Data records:
^^^^

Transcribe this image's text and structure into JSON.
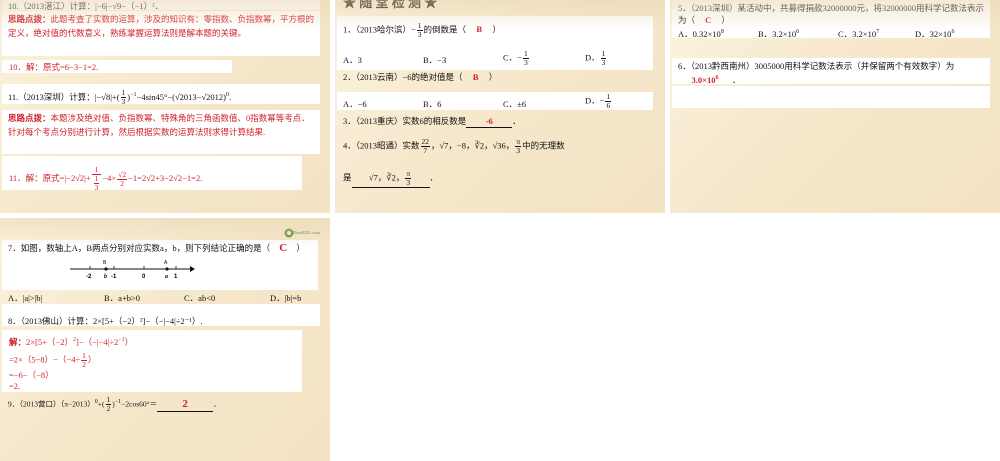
{
  "s1": {
    "q10_head": "10.（2013湛江）计算：|−6|−√9−（−1）²．",
    "q10_note_label": "思路点拨：",
    "q10_note": "此题考查了实数的运算，涉及的知识有：零指数、负指数幂，平方根的定义，绝对值的代数意义，熟练掌握运算法则是解本题的关键。",
    "q10_sol": "10．解：原式=6−3−1=2.",
    "q11_head": "11.（2013深圳）计算：|−√8|+(1/3)⁻¹−4sin45°−(√2013−√2012)⁰.",
    "q11_note_label": "思路点拨：",
    "q11_note": "本题涉及绝对值、负指数幂、特殊角的三角函数值、0指数幂等考点．针对每个考点分别进行计算，然后根据实数的运算法则求得计算结果.",
    "q11_sol": "11．解：原式=|−2√2|+ 1/(1/3) −4× √2/2 −1=2√2+3−2√2−1=2."
  },
  "s2": {
    "banner": "★ 随 堂 检 测 ★",
    "q1": "1．（2013哈尔滨）−1/3的倒数是（",
    "q1_ans": "B",
    "q1_opts": [
      "A．3",
      "B．−3",
      "C．−1/3",
      "D．1/3"
    ],
    "q2": "2．（2013云南）−6的绝对值是（",
    "q2_ans": "B",
    "q2_opts": [
      "A．−6",
      "B．6",
      "C．±6",
      "D．−1/6"
    ],
    "q3": "3．（2013重庆）实数6的相反数是",
    "q3_ans": "-6",
    "q4": "4．（2013昭通）实数22/7，√7，−8，∛2，√36，π/3中的无理数",
    "q4_tail": "是",
    "q4_ans": "√7，∛2，π/3"
  },
  "s3": {
    "q5": "5．（2013深圳）某活动中，共募得捐款32000000元，将32000000用科学记数法表示为（",
    "q5_ans": "C",
    "q5_opts": [
      "A．0.32×10⁸",
      "B．3.2×10⁶",
      "C．3.2×10⁷",
      "D．32×10⁶"
    ],
    "q6": "6．（2013黔西南州）3005000用科学记数法表示（并保留两个有效数字）为",
    "q6_ans": "3.0×10⁶"
  },
  "s4": {
    "logo": "DearEDU.com",
    "q7": "7．如图，数轴上A，B两点分别对应实数a，b，则下列结论正确的是（",
    "q7_ans": "C",
    "nl_labels": [
      "-2",
      "b",
      "-1",
      "0",
      "a",
      "1"
    ],
    "nl_points": [
      "B",
      "A"
    ],
    "q7_opts": [
      "A．|a|>|b|",
      "B．a+b>0",
      "C．ab<0",
      "D．|b|=b"
    ],
    "q8": "8．（2013佛山）计算：2×[5+（−2）²]−（−|−4|÷2⁻¹）.",
    "q8_sol": [
      "解：2×[5+（−2）²]−（−|−4|÷2⁻¹）",
      "=2×（5+4）−（−4÷1/2）",
      "=−6−（−8）",
      "=2."
    ],
    "q9": "9．（2013营口）（π−2013）⁰+(1/2)⁻¹−2cos60°＝",
    "q9_ans": "2"
  }
}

^^^^

Aim of the task: Copy out every line of the material above exactly, skipping the pictures.

Result of the task:
Transcribe this image's text and structure into JSON.
{
  "s1": {
    "q10_head": "10.（2013湛江）计算：|−6|−√9−（−1）²．",
    "q10_note_label": "思路点拨：",
    "q10_note": "此题考查了实数的运算，涉及的知识有：零指数、负指数幂，平方根的定义，绝对值的代数意义，熟练掌握运算法则是解本题的关键。",
    "q10_sol": "10．解：原式=6−3−1=2.",
    "q11_head": "11.（2013深圳）计算：|−√8|+(1/3)⁻¹−4sin45°−(√2013−√2012)⁰.",
    "q11_note_label": "思路点拨：",
    "q11_note": "本题涉及绝对值、负指数幂、特殊角的三角函数值、0指数幂等考点．针对每个考点分别进行计算，然后根据实数的运算法则求得计算结果.",
    "q11_sol": "11．解：原式=|−2√2|+ 1/(1/3) −4× √2/2 −1=2√2+3−2√2−1=2."
  },
  "s2": {
    "banner": "★ 随 堂 检 测 ★",
    "q1": "1．（2013哈尔滨）−1/3的倒数是（",
    "q1_ans": "B",
    "q1_opts": [
      "A．3",
      "B．−3",
      "C．−1/3",
      "D．1/3"
    ],
    "q2": "2．（2013云南）−6的绝对值是（",
    "q2_ans": "B",
    "q2_opts": [
      "A．−6",
      "B．6",
      "C．±6",
      "D．−1/6"
    ],
    "q3": "3．（2013重庆）实数6的相反数是",
    "q3_ans": "-6",
    "q4": "4．（2013昭通）实数22/7，√7，−8，∛2，√36，π/3中的无理数",
    "q4_tail": "是",
    "q4_ans": "√7，∛2，π/3"
  },
  "s3": {
    "q5": "5．（2013深圳）某活动中，共募得捐款32000000元，将32000000用科学记数法表示为（",
    "q5_ans": "C",
    "q5_opts": [
      "A．0.32×10⁸",
      "B．3.2×10⁶",
      "C．3.2×10⁷",
      "D．32×10⁶"
    ],
    "q6": "6．（2013黔西南州）3005000用科学记数法表示（并保留两个有效数字）为",
    "q6_ans": "3.0×10⁶"
  },
  "s4": {
    "logo": "DearEDU.com",
    "q7": "7．如图，数轴上A，B两点分别对应实数a，b，则下列结论正确的是（",
    "q7_ans": "C",
    "nl_labels": [
      "-2",
      "b",
      "-1",
      "0",
      "a",
      "1"
    ],
    "nl_points": [
      "B",
      "A"
    ],
    "q7_opts": [
      "A．|a|>|b|",
      "B．a+b>0",
      "C．ab<0",
      "D．|b|=b"
    ],
    "q8": "8．（2013佛山）计算：2×[5+（−2）²]−（−|−4|÷2⁻¹）.",
    "q8_sol": [
      "解：2×[5+（−2）²]−（−|−4|÷2⁻¹）",
      "=2×（5+4）−（−4÷1/2）",
      "=−6−（−8）",
      "=2."
    ],
    "q9": "9．（2013营口）（π−2013）⁰+(1/2)⁻¹−2cos60°＝",
    "q9_ans": "2"
  }
}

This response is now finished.